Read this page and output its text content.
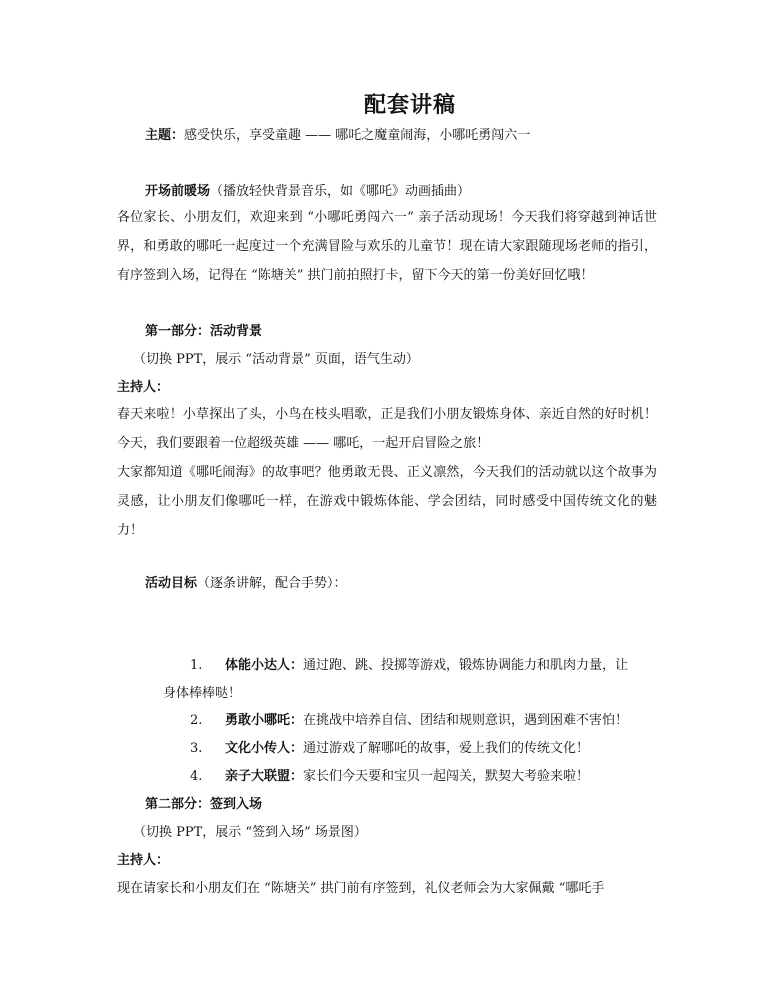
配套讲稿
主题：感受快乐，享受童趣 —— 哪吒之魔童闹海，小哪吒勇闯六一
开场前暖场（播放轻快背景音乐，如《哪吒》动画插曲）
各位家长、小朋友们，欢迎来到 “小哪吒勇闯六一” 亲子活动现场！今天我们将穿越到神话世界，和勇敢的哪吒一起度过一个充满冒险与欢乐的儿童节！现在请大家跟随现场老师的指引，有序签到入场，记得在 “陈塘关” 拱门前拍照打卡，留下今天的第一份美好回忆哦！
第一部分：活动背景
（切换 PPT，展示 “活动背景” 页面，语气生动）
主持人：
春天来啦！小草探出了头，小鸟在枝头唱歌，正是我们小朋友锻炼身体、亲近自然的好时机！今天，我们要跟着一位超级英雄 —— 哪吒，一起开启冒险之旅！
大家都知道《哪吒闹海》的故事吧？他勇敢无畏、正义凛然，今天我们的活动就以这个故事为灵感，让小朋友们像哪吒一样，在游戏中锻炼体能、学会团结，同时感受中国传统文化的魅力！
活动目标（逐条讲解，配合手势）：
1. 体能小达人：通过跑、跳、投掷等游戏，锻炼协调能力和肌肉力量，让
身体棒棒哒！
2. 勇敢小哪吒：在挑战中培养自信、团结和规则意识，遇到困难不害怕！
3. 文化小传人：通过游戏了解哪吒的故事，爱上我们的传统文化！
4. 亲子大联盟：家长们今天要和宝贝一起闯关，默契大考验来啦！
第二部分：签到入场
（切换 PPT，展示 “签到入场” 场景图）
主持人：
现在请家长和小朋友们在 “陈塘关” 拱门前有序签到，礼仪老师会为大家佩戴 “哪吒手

> [WHAT NEEDS TO BE DONE]: Write every entry out again exactly, dropping the pictures.

> [CORRECT RESULT]:
Read this page and output its text content.
配套讲稿
主题：感受快乐，享受童趣 —— 哪吒之魔童闹海，小哪吒勇闯六一
开场前暖场（播放轻快背景音乐，如《哪吒》动画插曲）
各位家长、小朋友们，欢迎来到 “小哪吒勇闯六一” 亲子活动现场！今天我们将穿越到神话世界，和勇敢的哪吒一起度过一个充满冒险与欢乐的儿童节！现在请大家跟随现场老师的指引，有序签到入场，记得在 “陈塘关” 拱门前拍照打卡，留下今天的第一份美好回忆哦！
第一部分：活动背景
（切换 PPT，展示 “活动背景” 页面，语气生动）
主持人：
春天来啦！小草探出了头，小鸟在枝头唱歌，正是我们小朋友锻炼身体、亲近自然的好时机！今天，我们要跟着一位超级英雄 —— 哪吒，一起开启冒险之旅！
大家都知道《哪吒闹海》的故事吧？他勇敢无畏、正义凛然，今天我们的活动就以这个故事为灵感，让小朋友们像哪吒一样，在游戏中锻炼体能、学会团结，同时感受中国传统文化的魅力！
活动目标（逐条讲解，配合手势）：
1. 体能小达人：通过跑、跳、投掷等游戏，锻炼协调能力和肌肉力量，让
身体棒棒哒！
2. 勇敢小哪吒：在挑战中培养自信、团结和规则意识，遇到困难不害怕！
3. 文化小传人：通过游戏了解哪吒的故事，爱上我们的传统文化！
4. 亲子大联盟：家长们今天要和宝贝一起闯关，默契大考验来啦！
第二部分：签到入场
（切换 PPT，展示 “签到入场” 场景图）
主持人：
现在请家长和小朋友们在 “陈塘关” 拱门前有序签到，礼仪老师会为大家佩戴 “哪吒手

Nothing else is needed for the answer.